Given task: Locate each line in the records below that contains the string "提供反馈", and copy those lines in full.

(Element boundary records)
★ ★ ★ ★
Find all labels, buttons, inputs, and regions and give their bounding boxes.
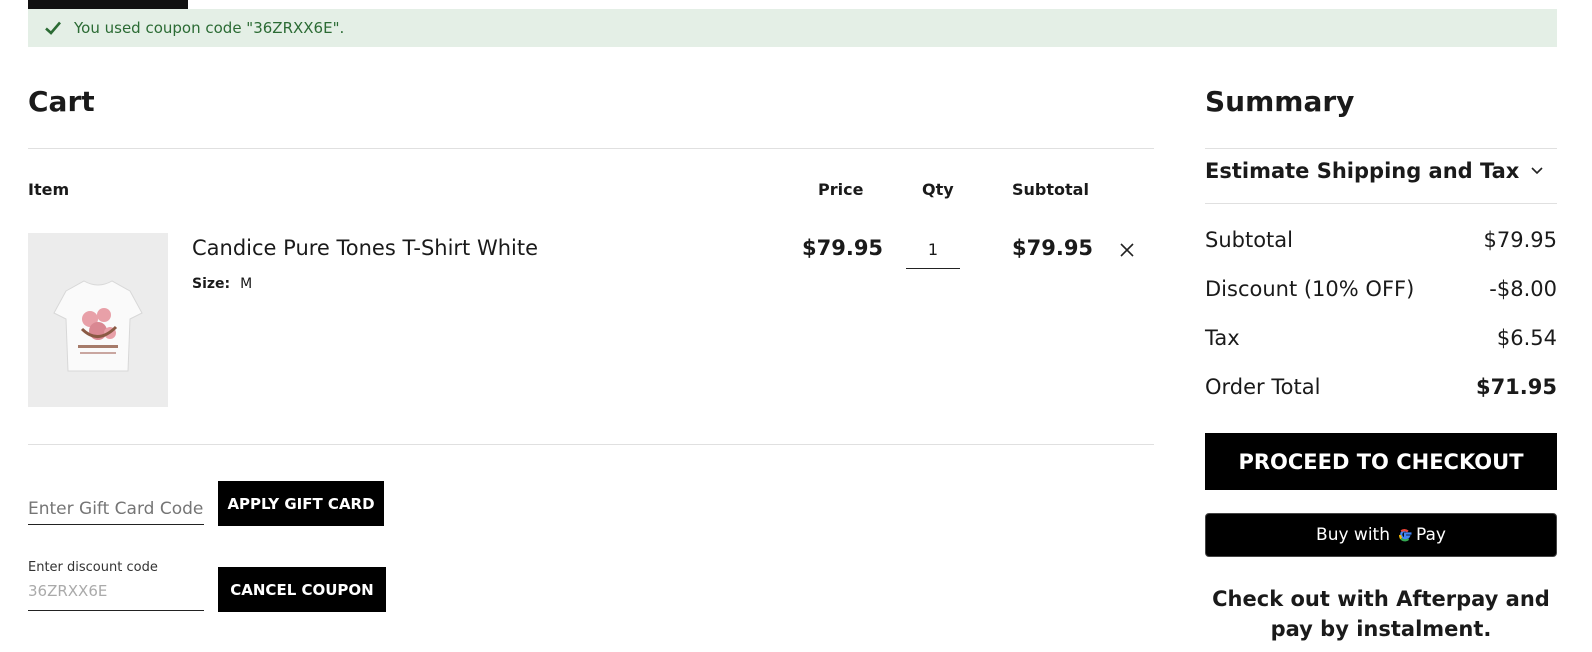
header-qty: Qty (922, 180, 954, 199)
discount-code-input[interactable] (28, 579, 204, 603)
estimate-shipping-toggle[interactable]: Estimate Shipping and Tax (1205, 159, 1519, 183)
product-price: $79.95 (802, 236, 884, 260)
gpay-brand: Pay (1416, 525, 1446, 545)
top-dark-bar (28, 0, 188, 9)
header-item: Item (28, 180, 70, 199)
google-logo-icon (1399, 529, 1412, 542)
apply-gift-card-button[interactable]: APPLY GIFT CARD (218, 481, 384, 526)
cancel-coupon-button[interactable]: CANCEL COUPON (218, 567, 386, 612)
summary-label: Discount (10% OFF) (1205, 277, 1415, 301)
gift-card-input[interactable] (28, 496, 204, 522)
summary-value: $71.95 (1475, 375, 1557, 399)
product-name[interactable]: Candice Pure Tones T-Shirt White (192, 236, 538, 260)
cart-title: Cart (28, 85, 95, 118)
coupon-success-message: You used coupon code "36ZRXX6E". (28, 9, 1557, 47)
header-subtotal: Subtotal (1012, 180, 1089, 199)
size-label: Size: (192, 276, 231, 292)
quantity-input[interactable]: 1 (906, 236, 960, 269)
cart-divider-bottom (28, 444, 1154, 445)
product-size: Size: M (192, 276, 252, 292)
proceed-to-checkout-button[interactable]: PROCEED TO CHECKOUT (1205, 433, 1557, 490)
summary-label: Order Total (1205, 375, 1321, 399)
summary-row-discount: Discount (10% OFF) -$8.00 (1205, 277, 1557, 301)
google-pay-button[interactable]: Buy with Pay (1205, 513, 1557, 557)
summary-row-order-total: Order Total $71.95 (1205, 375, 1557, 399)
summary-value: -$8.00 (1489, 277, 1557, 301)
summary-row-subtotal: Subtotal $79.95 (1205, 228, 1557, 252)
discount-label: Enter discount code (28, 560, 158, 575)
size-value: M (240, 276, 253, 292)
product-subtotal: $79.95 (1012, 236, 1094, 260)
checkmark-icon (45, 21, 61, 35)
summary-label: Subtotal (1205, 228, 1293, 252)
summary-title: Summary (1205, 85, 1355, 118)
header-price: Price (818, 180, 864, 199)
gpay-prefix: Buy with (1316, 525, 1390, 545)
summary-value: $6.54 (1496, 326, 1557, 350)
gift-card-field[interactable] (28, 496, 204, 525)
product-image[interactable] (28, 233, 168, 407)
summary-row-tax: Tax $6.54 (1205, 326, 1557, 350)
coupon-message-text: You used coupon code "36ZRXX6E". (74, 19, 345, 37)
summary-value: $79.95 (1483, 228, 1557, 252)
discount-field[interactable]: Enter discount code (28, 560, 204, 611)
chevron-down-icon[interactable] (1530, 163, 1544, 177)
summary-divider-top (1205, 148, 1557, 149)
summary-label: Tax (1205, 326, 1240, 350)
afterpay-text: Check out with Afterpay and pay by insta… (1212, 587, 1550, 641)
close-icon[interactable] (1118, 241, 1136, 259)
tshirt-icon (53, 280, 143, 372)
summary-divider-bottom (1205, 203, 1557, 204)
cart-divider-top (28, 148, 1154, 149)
★ ★ ★ ★
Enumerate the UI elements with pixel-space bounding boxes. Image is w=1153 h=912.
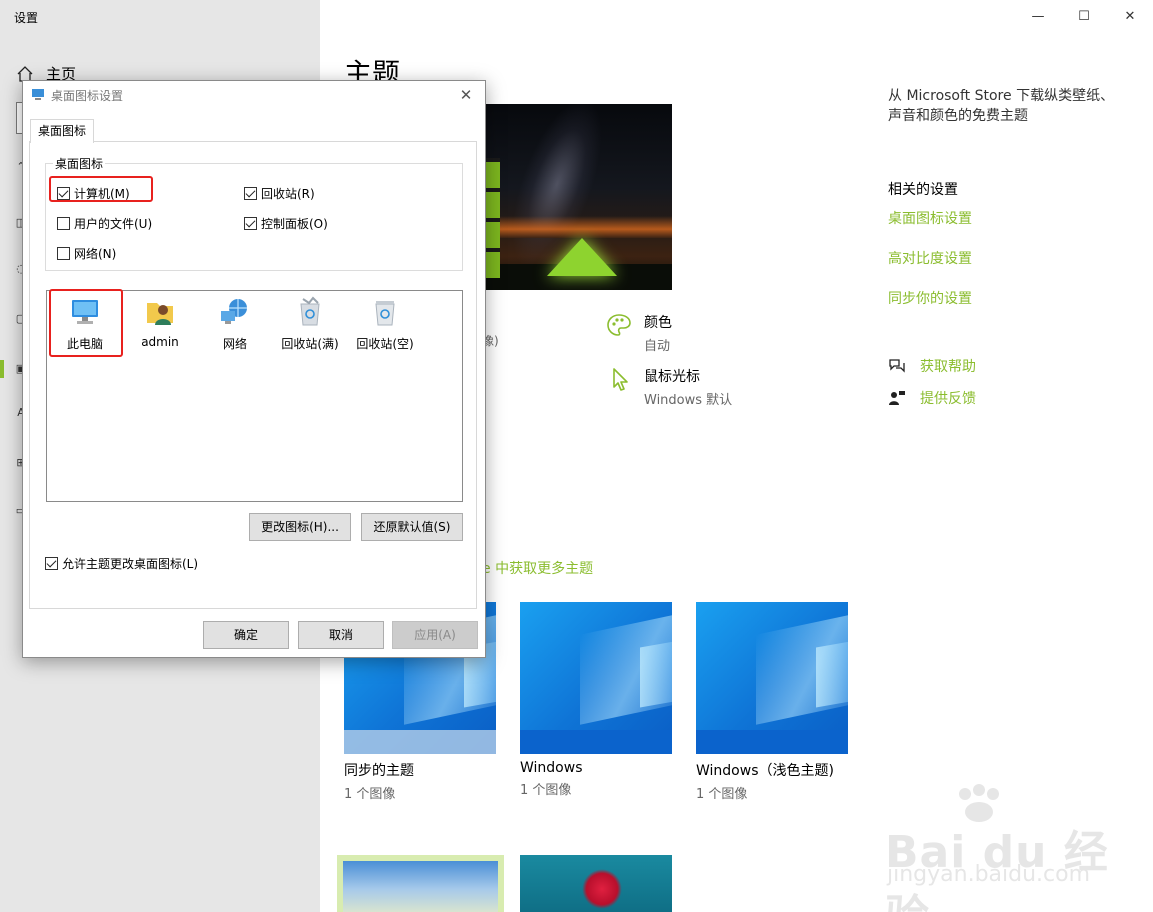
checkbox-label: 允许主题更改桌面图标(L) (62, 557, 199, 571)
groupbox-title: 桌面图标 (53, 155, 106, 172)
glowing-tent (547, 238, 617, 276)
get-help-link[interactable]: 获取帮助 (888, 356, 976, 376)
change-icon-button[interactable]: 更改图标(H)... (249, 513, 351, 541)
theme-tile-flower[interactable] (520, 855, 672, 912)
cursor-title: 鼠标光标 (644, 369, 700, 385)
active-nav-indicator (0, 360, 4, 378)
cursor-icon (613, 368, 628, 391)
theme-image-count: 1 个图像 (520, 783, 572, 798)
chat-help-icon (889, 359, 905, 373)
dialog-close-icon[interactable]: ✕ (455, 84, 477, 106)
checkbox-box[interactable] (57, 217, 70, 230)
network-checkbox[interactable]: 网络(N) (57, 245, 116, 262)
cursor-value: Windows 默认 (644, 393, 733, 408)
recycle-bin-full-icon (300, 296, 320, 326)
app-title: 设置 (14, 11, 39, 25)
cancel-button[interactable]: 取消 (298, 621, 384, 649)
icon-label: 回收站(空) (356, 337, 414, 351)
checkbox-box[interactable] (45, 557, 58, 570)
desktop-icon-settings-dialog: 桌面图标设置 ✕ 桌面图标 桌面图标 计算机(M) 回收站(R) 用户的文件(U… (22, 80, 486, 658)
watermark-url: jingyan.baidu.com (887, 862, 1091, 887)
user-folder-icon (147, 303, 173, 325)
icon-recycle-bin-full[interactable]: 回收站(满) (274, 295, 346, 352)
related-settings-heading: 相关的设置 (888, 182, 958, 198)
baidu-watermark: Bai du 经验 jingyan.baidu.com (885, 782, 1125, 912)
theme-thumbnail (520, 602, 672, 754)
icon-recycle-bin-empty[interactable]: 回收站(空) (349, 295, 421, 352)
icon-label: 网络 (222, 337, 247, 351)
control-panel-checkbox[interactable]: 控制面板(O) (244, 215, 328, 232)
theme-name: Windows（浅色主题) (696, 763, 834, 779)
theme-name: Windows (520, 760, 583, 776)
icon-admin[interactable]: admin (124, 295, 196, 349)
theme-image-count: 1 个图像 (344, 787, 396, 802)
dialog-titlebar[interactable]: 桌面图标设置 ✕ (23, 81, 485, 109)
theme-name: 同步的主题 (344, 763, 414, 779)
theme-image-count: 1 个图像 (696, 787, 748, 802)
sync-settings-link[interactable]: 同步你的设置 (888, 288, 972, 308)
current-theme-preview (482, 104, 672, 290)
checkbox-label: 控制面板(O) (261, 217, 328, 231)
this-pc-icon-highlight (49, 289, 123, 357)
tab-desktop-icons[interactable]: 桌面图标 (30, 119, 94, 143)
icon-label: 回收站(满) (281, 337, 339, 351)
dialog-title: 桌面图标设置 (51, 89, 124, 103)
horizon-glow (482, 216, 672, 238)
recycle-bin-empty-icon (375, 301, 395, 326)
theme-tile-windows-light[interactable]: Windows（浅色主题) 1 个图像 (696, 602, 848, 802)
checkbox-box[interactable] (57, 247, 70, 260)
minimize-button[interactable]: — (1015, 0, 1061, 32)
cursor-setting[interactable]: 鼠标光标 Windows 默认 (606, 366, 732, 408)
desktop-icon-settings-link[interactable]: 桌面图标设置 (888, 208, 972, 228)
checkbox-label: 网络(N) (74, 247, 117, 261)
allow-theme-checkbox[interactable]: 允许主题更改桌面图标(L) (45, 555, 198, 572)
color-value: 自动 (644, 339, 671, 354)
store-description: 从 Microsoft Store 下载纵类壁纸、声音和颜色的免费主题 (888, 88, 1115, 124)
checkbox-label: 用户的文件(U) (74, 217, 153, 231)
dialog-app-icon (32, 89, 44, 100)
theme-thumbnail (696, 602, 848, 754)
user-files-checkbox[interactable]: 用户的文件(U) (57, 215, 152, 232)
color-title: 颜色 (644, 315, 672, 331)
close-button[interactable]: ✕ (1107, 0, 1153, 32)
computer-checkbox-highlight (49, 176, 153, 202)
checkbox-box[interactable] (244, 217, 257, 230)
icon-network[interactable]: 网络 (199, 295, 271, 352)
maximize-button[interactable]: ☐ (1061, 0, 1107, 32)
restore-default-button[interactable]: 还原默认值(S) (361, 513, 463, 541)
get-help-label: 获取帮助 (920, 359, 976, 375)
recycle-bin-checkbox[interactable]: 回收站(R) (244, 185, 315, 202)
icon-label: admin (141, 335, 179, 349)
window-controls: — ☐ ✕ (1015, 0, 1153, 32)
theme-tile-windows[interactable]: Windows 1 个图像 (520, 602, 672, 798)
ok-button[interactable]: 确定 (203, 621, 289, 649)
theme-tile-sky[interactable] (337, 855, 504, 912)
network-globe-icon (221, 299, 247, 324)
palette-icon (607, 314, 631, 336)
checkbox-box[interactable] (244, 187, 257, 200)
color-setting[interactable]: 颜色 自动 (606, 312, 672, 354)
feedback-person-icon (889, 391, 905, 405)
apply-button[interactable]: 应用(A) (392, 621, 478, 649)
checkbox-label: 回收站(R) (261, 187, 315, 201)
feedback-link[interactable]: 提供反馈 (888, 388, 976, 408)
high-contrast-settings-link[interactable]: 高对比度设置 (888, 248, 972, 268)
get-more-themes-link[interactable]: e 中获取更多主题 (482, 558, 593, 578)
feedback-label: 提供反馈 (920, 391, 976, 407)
★ ★ ★ ★
Worked solution:
feedback-link[interactable]: 提供反馈 (888, 388, 976, 408)
feedback-label: 提供反馈 (920, 391, 976, 407)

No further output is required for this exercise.